## Aufgabe a
Sammle aus den Einträgen jede Zeile, die die Zeichenfolge „address“ enthält.

## Seitentext
►

# taz.de -- Machtübernahme in Afghanistan: Alltag in Angst
       
       > Die Taliban bauen ihre Herrschaft in Afghanistan systematisch aus.
       > Vorerst geht es um die Sicherheitsorgane und eine funktionierende
       > Wirtschaft.
       
 (IMG) Bild: Trügerische Ruhe: die Gegend Kote Sangi in Kabul am 17. August 2021
       
       Bereits zwei Tage nachdem die Taliban mit Ausnahme einiger Enklaven ganz
       Afghanistan unter ihre Kontrolle gebracht haben, wird es schwieriger, sich
       ein Bild von der Lage schon in der Hauptstadt Kabul zu machen.
       Ansprechpartner vor Ort bereiten entweder ihre Evakuierung vor oder
       verbergen sich. Einige unabhängige Medien arbeiten zwar weiter, aber
       reduziert im Umfang, sowohl was Personal als auch Themen betrifft. Man
       beschränkt sich weitgehend auf relativ unverfängliche Berichte darüber, wie
       das Ausland auf die Machtübernahme der Taliban reagiert. Wie es im Land und
       vor allem über Kabul hinaus aussieht, wird dagegen kaum abgebildet.

◄

## Gegebene Daten
►

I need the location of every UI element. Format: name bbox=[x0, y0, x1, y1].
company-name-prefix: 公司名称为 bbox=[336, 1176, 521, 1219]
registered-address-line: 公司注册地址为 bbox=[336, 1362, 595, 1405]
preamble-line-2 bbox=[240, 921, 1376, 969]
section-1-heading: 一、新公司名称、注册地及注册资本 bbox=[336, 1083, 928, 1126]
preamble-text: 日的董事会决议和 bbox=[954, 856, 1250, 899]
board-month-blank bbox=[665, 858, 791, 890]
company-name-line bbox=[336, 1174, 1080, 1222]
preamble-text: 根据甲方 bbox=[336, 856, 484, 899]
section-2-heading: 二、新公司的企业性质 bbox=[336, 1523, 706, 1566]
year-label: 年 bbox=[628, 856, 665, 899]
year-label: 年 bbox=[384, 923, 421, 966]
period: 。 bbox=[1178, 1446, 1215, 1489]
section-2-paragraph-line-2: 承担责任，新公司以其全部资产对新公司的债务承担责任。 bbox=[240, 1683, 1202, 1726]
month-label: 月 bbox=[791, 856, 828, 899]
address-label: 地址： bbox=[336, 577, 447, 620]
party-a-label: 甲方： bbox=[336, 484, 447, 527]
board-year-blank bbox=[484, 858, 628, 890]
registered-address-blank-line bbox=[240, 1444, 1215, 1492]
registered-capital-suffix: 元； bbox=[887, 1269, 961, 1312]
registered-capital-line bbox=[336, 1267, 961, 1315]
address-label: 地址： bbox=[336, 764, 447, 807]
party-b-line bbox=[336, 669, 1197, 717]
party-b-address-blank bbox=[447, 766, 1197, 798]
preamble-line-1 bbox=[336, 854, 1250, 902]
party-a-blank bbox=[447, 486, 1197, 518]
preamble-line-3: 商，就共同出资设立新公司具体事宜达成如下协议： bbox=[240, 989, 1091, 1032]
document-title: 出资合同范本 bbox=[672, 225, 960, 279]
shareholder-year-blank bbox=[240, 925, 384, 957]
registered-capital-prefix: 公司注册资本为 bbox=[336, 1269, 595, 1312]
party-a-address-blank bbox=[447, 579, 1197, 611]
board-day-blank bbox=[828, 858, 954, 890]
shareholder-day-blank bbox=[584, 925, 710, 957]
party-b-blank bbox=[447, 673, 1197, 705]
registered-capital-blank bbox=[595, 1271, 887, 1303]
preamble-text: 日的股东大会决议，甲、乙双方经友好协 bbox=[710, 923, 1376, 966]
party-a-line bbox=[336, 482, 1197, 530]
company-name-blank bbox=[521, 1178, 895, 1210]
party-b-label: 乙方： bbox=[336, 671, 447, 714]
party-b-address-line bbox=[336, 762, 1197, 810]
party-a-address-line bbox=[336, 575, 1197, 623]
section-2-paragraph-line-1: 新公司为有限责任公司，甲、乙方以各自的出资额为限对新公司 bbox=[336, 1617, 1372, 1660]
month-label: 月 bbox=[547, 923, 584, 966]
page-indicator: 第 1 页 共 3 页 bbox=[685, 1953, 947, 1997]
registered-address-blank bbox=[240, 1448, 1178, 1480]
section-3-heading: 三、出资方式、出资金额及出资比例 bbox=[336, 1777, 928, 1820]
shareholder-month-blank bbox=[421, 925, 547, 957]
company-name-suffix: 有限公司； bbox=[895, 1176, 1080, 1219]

◄

## Aufgabe b
Worauf beschränken sich die weiterarbeitenden unabhängigen Medien laut dem Artikel über die Machtübernahme in Afghanistan weitgehend?

## Ergebnis a
registered-address-line: 公司注册地址为 bbox=[336, 1362, 595, 1405]
address-label: 地址： bbox=[336, 577, 447, 620]
registered-address-blank-line bbox=[240, 1444, 1215, 1492]
address-label: 地址： bbox=[336, 764, 447, 807]
party-b-address-blank bbox=[447, 766, 1197, 798]
party-a-address-blank bbox=[447, 579, 1197, 611]
party-b-address-line bbox=[336, 762, 1197, 810]
party-a-address-line bbox=[336, 575, 1197, 623]
registered-address-blank bbox=[240, 1448, 1178, 1480]

## Ergebnis b
Auf relativ unverfängliche Berichte darüber, wie das Ausland auf die Machtübernahme der Taliban reagiert.